• _Job_
Reproduce the records below in their entirety, character for character.

─── Stored rows ───

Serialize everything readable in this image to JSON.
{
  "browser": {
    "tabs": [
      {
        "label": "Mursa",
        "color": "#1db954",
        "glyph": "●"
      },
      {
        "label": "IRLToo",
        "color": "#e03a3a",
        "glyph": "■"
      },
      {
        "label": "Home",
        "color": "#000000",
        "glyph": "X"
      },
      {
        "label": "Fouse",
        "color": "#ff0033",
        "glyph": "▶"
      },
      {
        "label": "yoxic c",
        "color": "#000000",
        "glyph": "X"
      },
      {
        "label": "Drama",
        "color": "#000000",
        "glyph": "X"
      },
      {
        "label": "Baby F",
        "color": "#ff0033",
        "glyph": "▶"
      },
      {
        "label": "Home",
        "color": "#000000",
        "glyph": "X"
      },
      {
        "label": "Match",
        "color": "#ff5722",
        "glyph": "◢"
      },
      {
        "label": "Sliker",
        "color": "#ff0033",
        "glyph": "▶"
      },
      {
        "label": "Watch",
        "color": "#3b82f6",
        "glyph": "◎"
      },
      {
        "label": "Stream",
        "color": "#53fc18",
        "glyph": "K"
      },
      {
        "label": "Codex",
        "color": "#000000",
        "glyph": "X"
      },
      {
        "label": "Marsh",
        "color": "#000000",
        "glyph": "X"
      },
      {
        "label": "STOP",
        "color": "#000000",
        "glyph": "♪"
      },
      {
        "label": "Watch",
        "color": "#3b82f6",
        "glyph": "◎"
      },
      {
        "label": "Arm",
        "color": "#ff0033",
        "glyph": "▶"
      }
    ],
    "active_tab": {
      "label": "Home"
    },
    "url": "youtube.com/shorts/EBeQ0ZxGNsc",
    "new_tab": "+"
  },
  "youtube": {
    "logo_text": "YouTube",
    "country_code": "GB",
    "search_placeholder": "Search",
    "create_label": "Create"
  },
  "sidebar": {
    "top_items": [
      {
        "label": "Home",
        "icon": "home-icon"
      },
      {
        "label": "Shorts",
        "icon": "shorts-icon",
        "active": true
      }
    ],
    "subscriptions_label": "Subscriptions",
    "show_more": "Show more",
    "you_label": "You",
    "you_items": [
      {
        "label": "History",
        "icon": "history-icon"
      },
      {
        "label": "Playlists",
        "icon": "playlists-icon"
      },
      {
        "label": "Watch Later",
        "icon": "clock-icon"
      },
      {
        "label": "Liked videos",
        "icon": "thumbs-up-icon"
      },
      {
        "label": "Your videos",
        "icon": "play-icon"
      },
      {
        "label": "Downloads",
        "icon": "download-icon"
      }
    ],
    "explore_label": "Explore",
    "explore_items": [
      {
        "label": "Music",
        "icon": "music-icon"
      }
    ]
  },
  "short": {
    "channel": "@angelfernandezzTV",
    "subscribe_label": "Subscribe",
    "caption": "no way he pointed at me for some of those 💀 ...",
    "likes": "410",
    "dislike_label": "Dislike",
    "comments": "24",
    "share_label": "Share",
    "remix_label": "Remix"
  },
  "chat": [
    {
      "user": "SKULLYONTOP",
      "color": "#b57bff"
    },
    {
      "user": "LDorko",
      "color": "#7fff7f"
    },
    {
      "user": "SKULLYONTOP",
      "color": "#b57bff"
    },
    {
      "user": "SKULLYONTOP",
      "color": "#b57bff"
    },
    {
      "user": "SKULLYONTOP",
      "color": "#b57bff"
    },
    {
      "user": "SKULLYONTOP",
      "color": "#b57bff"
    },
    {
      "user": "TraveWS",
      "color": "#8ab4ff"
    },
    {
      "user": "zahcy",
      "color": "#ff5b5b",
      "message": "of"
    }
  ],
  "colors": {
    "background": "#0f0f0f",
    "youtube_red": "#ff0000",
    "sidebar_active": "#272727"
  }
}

───

• _Completed exercise_
Serialize everything readable in this image to JSON.
{
  "browser": {
    "tabs": [
      {
        "label": "Mursa",
        "color": "#1db954",
        "glyph": "●"
      },
      {
        "label": "IRLToo",
        "color": "#e03a3a",
        "glyph": "■"
      },
      {
        "label": "Home",
        "color": "#000000",
        "glyph": "X"
      },
      {
        "label": "Fouse",
        "color": "#ff0033",
        "glyph": "▶"
      },
      {
        "label": "yoxic c",
        "color": "#000000",
        "glyph": "X"
      },
      {
        "label": "Drama",
        "color": "#000000",
        "glyph": "X"
      },
      {
        "label": "Baby F",
        "color": "#ff0033",
        "glyph": "▶"
      },
      {
        "label": "Home",
        "color": "#000000",
        "glyph": "X"
      },
      {
        "label": "Match",
        "color": "#ff5722",
        "glyph": "◢"
      },
      {
        "label": "Sliker",
        "color": "#ff0033",
        "glyph": "▶"
      },
      {
        "label": "Watch",
        "color": "#3b82f6",
        "glyph": "◎"
      },
      {
        "label": "Stream",
        "color": "#53fc18",
        "glyph": "K"
      },
      {
        "label": "Codex",
        "color": "#000000",
        "glyph": "X"
      },
      {
        "label": "Marsh",
        "color": "#000000",
        "glyph": "X"
      },
      {
        "label": "STOP",
        "color": "#000000",
        "glyph": "♪"
      },
      {
        "label": "Watch",
        "color": "#3b82f6",
        "glyph": "◎"
      },
      {
        "label": "Arm",
        "color": "#ff0033",
        "glyph": "▶"
      }
    ],
    "active_tab": {
      "label": "Home"
    },
    "url": "youtube.com/shorts/EBeQ0ZxGNsc",
    "new_tab": "+"
  },
  "youtube": {
    "logo_text": "YouTube",
    "country_code": "GB",
    "search_placeholder": "Search",
    "create_label": "Create"
  },
  "sidebar": {
    "top_items": [
      {
        "label": "Home",
        "icon": "home-icon"
      },
      {
        "label": "Shorts",
        "icon": "shorts-icon",
        "active": true
      }
    ],
    "subscriptions_label": "Subscriptions",
    "show_more": "Show more",
    "you_label": "You",
    "you_items": [
      {
        "label": "History",
        "icon": "history-icon"
      },
      {
        "label": "Playlists",
        "icon": "playlists-icon"
      },
      {
        "label": "Watch Later",
        "icon": "clock-icon"
      },
      {
        "label": "Liked videos",
        "icon": "thumbs-up-icon"
      },
      {
        "label": "Your videos",
        "icon": "play-icon"
      },
      {
        "label": "Downloads",
        "icon": "download-icon"
      }
    ],
    "explore_label": "Explore",
    "explore_items": [
      {
        "label": "Music",
        "icon": "music-icon"
      }
    ]
  },
  "short": {
    "channel": "@angelfernandezzTV",
    "subscribe_label": "Subscribe",
    "caption": "no way he pointed at me for some of those 💀 ...",
    "likes": "410",
    "dislike_label": "Dislike",
    "comments": "24",
    "share_label": "Share",
    "remix_label": "Remix"
  },
  "chat": [
    {
      "user": "SKULLYONTOP",
      "color": "#b57bff"
    },
    {
      "user": "LDorko",
      "color": "#7fff7f"
    },
    {
      "user": "SKULLYONTOP",
      "color": "#b57bff"
    },
    {
      "user": "SKULLYONTOP",
      "color": "#b57bff"
    },
    {
      "user": "SKULLYONTOP",
      "color": "#b57bff"
    },
    {
      "user": "SKULLYONTOP",
      "color": "#b57bff"
    },
    {
      "user": "TraveWS",
      "color": "#8ab4ff"
    },
    {
      "user": "zahcy",
      "color": "#ff5b5b",
      "message": "of"
    }
  ],
  "colors": {
    "background": "#0f0f0f",
    "youtube_red": "#ff0000",
    "sidebar_active": "#272727"
  }
}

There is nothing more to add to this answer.